> GIVEN REQUEST
Copy out every line of the entries below that contains the string "search". Letter case must match.

━━━━━ GIVEN ENTRIES

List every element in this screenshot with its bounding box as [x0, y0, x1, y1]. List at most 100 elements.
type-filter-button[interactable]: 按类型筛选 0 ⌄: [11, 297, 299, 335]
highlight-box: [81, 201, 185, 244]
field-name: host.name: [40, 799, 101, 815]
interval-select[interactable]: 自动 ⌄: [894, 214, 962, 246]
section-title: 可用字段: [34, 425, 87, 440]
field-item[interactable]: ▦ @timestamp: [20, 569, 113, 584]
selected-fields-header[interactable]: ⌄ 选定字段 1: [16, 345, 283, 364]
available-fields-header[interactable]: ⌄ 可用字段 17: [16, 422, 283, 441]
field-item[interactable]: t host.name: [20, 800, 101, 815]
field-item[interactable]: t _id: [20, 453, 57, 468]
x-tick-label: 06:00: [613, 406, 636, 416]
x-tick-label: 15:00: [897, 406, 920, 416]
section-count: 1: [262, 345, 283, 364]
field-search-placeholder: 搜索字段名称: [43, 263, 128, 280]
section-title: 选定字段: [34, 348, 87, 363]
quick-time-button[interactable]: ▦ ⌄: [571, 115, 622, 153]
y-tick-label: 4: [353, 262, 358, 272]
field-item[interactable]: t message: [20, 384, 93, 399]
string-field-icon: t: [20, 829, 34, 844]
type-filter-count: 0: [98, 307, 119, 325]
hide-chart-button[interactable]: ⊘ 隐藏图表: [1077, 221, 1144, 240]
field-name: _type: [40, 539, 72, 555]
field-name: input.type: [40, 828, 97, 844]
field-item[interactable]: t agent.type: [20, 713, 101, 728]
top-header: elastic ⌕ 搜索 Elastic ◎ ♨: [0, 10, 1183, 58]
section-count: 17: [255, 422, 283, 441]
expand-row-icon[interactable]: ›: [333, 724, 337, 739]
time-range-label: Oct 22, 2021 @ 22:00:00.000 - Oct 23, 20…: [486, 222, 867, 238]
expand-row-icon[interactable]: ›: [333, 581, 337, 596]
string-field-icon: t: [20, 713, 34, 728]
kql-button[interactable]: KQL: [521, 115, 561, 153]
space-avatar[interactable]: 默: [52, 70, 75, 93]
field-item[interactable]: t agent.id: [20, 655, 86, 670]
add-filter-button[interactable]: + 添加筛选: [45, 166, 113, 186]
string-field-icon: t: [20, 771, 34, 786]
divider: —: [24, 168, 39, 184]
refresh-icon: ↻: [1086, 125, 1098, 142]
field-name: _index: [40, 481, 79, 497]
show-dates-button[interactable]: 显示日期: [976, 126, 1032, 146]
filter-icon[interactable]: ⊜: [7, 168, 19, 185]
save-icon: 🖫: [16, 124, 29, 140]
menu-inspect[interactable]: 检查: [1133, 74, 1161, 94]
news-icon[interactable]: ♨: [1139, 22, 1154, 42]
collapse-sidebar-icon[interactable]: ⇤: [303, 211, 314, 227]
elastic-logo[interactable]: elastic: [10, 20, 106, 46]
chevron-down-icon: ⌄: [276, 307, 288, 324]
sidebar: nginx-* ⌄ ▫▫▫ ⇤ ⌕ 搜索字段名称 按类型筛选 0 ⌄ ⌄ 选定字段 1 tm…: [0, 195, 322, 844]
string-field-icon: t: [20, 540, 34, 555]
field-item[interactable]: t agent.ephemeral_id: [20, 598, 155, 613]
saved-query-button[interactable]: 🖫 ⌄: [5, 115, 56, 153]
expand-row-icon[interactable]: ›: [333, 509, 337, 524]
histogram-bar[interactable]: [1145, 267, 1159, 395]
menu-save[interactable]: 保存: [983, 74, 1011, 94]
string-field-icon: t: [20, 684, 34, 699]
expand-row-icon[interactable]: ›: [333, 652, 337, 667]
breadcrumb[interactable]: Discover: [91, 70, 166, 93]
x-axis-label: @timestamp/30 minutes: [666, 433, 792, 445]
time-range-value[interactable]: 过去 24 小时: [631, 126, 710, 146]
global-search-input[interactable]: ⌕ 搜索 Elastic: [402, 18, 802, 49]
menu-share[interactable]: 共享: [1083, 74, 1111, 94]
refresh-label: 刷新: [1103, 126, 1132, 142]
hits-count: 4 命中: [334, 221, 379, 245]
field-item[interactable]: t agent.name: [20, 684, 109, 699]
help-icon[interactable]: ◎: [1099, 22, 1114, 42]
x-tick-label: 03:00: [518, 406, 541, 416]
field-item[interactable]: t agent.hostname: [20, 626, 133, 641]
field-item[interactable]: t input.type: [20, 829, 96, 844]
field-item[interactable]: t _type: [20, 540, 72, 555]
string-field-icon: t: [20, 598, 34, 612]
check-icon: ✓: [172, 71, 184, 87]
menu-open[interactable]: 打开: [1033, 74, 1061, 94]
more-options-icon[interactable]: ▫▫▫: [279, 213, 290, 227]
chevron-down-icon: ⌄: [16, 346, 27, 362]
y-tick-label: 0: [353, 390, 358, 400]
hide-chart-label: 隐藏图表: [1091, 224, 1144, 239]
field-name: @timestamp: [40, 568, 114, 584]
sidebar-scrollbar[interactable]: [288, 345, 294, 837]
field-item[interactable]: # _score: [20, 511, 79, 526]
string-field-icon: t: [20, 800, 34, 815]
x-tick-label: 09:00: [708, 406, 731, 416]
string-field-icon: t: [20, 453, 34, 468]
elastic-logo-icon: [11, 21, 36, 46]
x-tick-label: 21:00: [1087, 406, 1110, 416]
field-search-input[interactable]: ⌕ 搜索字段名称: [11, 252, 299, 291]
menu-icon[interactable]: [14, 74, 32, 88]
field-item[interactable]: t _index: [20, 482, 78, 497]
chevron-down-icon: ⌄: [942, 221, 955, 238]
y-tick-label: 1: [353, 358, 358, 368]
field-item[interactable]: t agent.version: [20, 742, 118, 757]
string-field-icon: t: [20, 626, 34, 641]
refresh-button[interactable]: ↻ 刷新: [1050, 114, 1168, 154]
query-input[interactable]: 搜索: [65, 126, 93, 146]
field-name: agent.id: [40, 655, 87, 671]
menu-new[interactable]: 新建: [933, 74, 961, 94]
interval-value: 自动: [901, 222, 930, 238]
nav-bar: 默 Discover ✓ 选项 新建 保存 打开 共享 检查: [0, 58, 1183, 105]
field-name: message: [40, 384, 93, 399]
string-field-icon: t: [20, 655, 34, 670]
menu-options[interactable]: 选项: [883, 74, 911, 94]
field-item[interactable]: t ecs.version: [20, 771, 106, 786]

━━━━━━━━━━

> SOLUTION TO THIS EXERCISE
field-search-placeholder: 搜索字段名称: [43, 263, 128, 280]
global-search-input[interactable]: ⌕ 搜索 Elastic: [402, 18, 802, 49]
field-search-input[interactable]: ⌕ 搜索字段名称: [11, 252, 299, 291]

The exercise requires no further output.